── EXERCISE INPUT ──
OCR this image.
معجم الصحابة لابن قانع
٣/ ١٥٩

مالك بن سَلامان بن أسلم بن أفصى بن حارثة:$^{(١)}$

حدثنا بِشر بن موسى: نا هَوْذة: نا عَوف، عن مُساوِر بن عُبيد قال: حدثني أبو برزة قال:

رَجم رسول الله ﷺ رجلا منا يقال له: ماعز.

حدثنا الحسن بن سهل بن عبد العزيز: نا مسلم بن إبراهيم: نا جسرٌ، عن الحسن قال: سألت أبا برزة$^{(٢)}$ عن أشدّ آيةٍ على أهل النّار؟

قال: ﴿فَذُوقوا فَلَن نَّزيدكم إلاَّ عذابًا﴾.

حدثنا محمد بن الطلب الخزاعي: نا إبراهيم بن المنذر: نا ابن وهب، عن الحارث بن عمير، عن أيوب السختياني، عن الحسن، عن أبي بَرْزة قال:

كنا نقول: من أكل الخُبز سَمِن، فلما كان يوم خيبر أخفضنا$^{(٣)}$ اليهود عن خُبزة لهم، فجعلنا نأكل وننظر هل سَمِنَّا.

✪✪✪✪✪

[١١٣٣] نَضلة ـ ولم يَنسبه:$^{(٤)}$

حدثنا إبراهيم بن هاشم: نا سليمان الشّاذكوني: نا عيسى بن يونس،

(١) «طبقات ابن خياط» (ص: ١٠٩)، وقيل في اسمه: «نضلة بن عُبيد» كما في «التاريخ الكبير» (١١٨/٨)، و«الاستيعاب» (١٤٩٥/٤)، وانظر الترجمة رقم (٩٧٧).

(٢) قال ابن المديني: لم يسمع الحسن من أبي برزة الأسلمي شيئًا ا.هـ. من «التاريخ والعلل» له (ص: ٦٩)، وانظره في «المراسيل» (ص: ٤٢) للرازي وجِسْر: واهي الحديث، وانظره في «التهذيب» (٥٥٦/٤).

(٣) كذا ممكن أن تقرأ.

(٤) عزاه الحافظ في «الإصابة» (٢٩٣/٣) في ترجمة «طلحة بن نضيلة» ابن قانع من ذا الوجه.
───
── EXERCISE INPUT ──
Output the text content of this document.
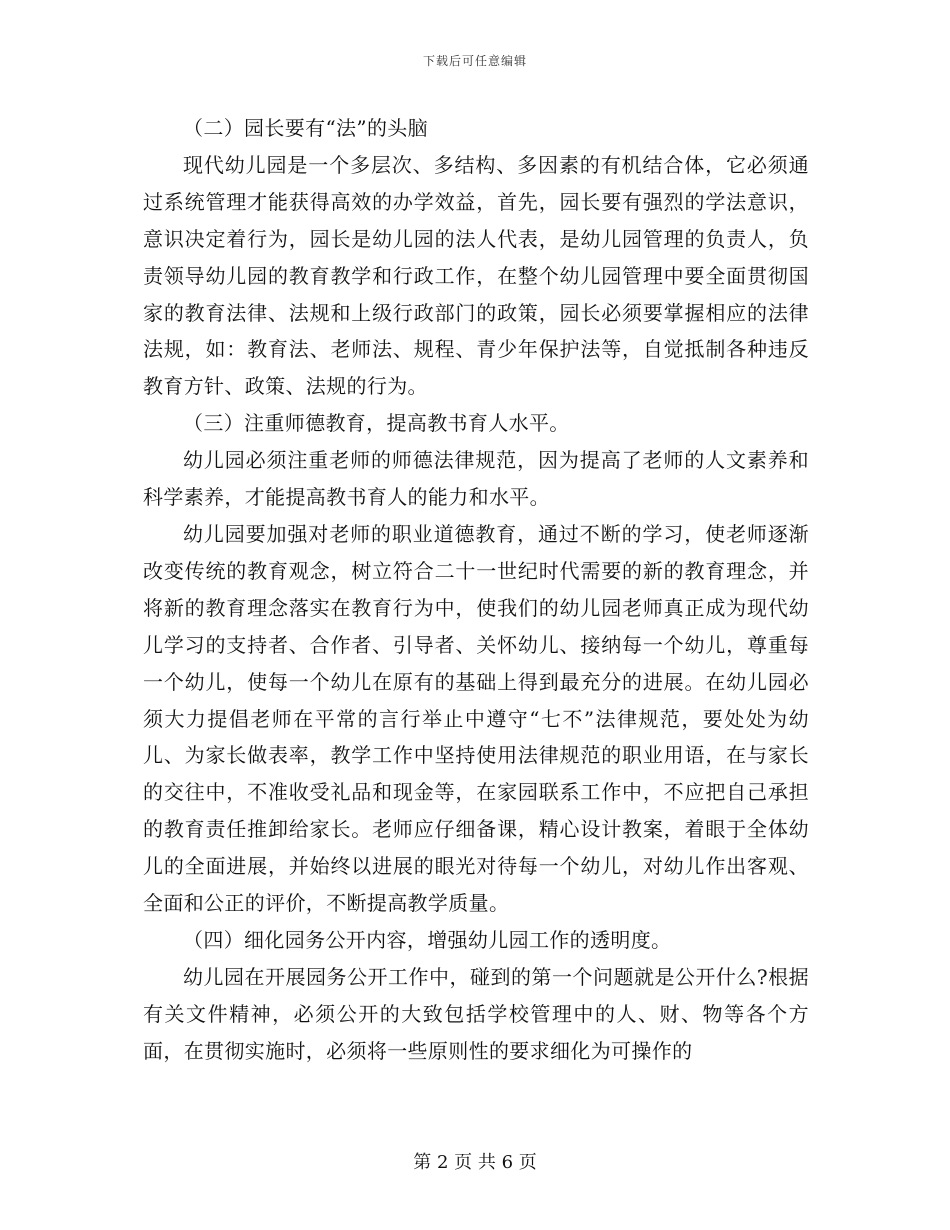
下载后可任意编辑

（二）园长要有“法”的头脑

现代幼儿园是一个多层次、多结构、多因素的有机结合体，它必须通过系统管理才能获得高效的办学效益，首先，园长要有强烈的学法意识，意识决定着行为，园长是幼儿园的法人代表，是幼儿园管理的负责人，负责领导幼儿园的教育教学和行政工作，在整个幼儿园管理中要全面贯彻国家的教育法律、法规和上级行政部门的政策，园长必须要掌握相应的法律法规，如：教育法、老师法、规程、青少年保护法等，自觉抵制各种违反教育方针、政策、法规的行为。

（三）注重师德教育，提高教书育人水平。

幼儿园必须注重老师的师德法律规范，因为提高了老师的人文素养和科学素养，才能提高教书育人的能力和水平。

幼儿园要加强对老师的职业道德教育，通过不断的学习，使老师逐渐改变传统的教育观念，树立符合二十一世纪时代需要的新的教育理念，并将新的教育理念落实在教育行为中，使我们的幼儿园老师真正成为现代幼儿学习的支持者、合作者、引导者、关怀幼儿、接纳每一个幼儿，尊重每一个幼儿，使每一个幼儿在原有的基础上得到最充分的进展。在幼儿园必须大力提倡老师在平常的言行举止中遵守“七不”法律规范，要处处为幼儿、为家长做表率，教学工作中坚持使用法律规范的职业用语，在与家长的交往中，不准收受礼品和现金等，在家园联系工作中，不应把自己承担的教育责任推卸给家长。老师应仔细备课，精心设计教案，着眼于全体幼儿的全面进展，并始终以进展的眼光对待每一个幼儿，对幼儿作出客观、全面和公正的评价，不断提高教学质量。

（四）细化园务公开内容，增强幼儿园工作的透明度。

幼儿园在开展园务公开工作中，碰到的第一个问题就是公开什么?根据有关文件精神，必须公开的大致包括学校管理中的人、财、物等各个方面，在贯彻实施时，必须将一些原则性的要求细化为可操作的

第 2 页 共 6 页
───
── EXERCISE INPUT ──
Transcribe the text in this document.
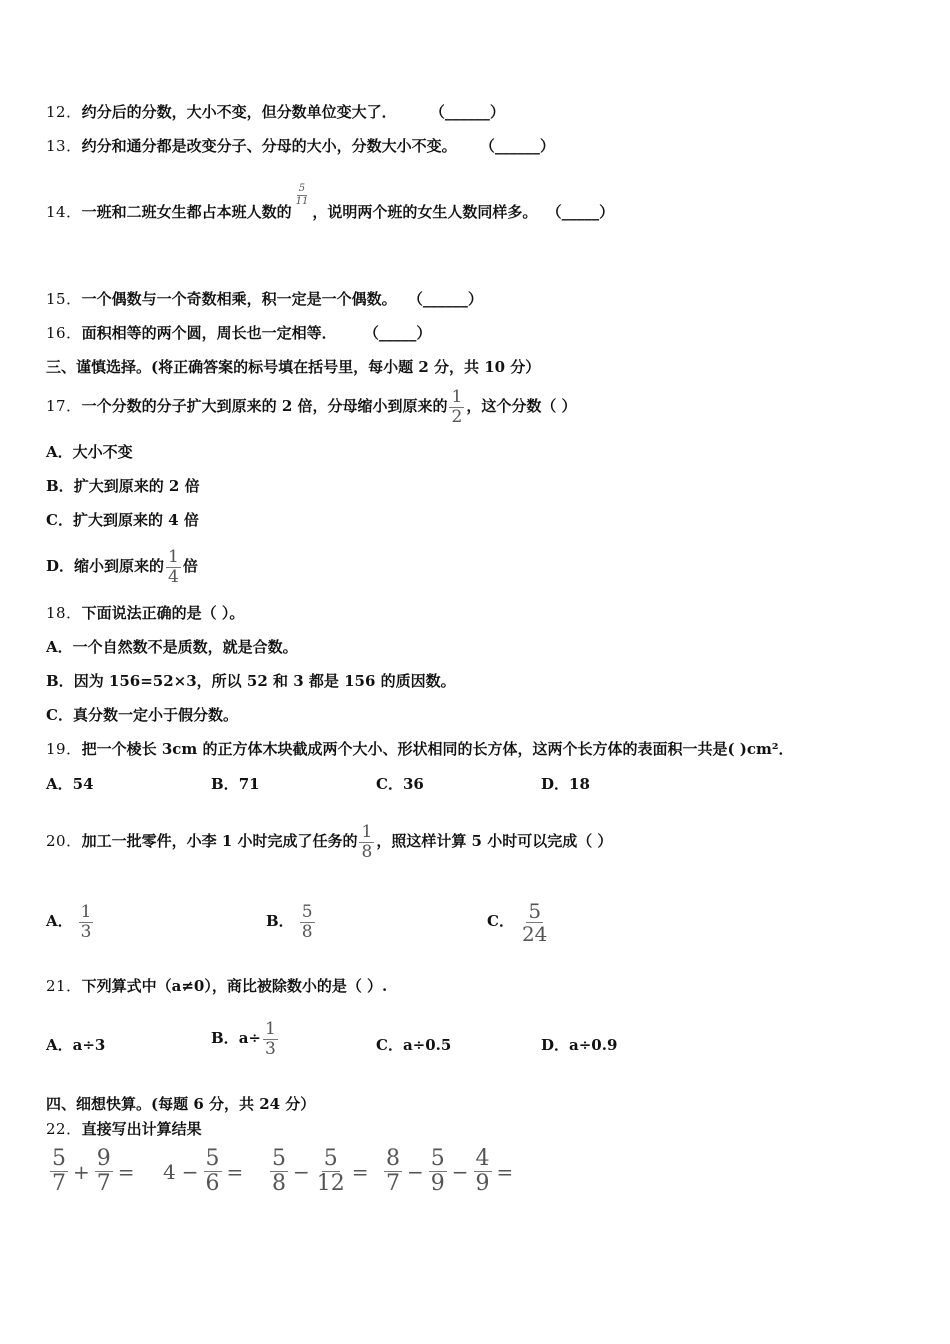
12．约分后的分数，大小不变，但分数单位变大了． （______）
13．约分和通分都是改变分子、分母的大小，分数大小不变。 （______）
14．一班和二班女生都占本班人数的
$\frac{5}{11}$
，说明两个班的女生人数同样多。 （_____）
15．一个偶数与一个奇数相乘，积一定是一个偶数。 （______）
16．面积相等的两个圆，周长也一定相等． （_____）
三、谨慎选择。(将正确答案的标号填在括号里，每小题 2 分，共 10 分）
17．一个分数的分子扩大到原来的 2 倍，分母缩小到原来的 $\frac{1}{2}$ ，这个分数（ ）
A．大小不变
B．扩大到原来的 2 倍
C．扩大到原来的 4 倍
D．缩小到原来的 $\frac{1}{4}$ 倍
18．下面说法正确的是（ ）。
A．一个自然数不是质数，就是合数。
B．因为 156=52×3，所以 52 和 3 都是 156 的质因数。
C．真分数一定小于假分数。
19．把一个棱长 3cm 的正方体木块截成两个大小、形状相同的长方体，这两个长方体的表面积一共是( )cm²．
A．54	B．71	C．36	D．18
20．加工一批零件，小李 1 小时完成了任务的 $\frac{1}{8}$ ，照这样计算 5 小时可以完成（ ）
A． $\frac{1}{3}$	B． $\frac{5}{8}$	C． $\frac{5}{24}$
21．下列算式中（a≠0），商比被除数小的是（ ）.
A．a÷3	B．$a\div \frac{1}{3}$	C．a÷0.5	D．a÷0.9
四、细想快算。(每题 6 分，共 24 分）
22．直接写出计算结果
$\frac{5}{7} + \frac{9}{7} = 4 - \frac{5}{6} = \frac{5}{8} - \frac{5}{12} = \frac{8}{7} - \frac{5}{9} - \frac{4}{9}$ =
───
# [SHORT PROBLEM]
Gather all the lines that include the word "إبراهيم" and copy them out.

# [FINAL RESULT]
حدثنا الحسن بن سهل بن عبد العزيز: نا مسلم بن إبراهيم: نا جسرٌ، عن الحسن قال: سألت أبا برزة$^{(٢)}$ عن أشدّ آيةٍ على أهل النّار؟
حدثنا محمد بن الطلب الخزاعي: نا إبراهيم بن المنذر: نا ابن وهب، عن الحارث بن عمير، عن أيوب السختياني، عن الحسن، عن أبي بَرْزة قال:
حدثنا إبراهيم بن هاشم: نا سليمان الشّاذكوني: نا عيسى بن يونس،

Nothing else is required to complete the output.